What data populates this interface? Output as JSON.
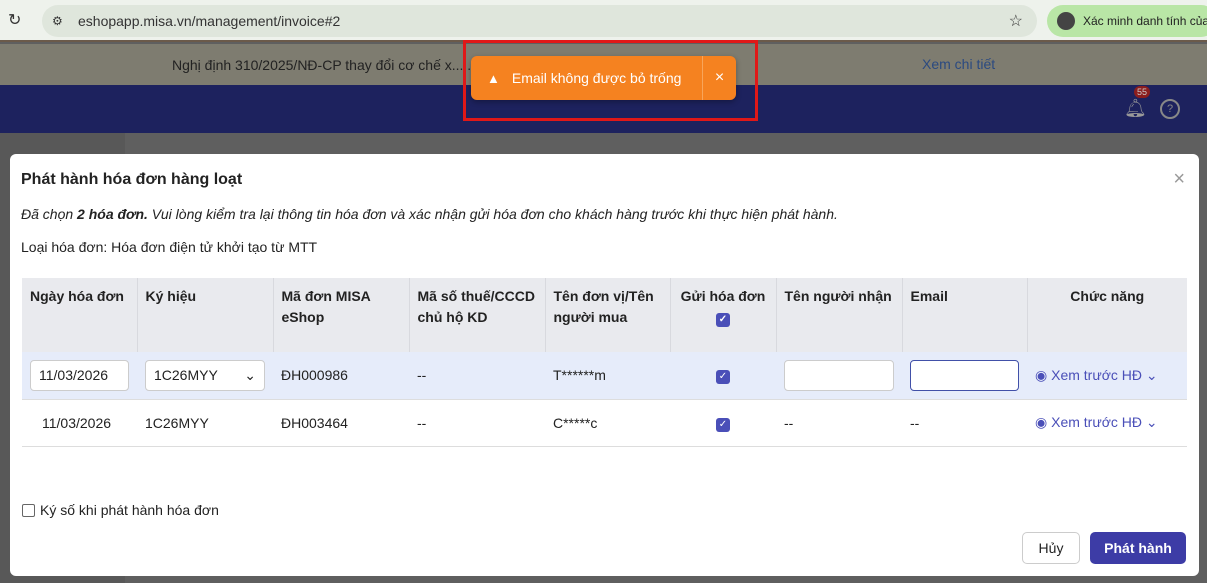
{
  "browser": {
    "url": "eshopapp.misa.vn/management/invoice#2",
    "profile": "Xác minh danh tính của"
  },
  "banner": {
    "text": "Nghị định 310/2025/NĐ-CP thay đổi cơ chế x... ...ời điểm, không lập hóa đơn",
    "link": "Xem chi tiết"
  },
  "header": {
    "notifications": "55"
  },
  "toast": {
    "message": "Email không được bỏ trống",
    "close": "×"
  },
  "modal": {
    "title": "Phát hành hóa đơn hàng loạt",
    "desc_prefix": "Đã chọn ",
    "desc_bold": "2 hóa đơn.",
    "desc_rest": " Vui lòng kiểm tra lại thông tin hóa đơn và xác nhận gửi hóa đơn cho khách hàng trước khi thực hiện phát hành.",
    "invoice_type": "Loại hóa đơn: Hóa đơn điện tử khởi tạo từ MTT",
    "columns": [
      "Ngày hóa đơn",
      "Ký hiệu",
      "Mã đơn MISA eShop",
      "Mã số thuế/CCCD chủ hộ KD",
      "Tên đơn vị/Tên người mua",
      "Gửi hóa đơn",
      "Tên người nhận",
      "Email",
      "Chức năng"
    ],
    "rows": [
      {
        "date": "11/03/2026",
        "symbol": "1C26MYY",
        "order": "ĐH000986",
        "tax": "--",
        "buyer": "T******m",
        "receiver": "",
        "email": "",
        "action": "Xem trước HĐ"
      },
      {
        "date": "11/03/2026",
        "symbol": "1C26MYY",
        "order": "ĐH003464",
        "tax": "--",
        "buyer": "C*****c",
        "receiver": "--",
        "email": "--",
        "action": "Xem trước HĐ"
      }
    ],
    "sign_label": "Ký số khi phát hành hóa đơn",
    "cancel": "Hủy",
    "issue": "Phát hành"
  }
}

· · · · · · ·

Task statement:
In the lines above, find each one with "nhận" and list it.

Solved exercise:
    "desc_rest": " Vui lòng kiểm tra lại thông tin hóa đơn và xác nhận gửi hóa đơn cho khách hàng trước khi thực hiện phát hành.",
      "Tên người nhận",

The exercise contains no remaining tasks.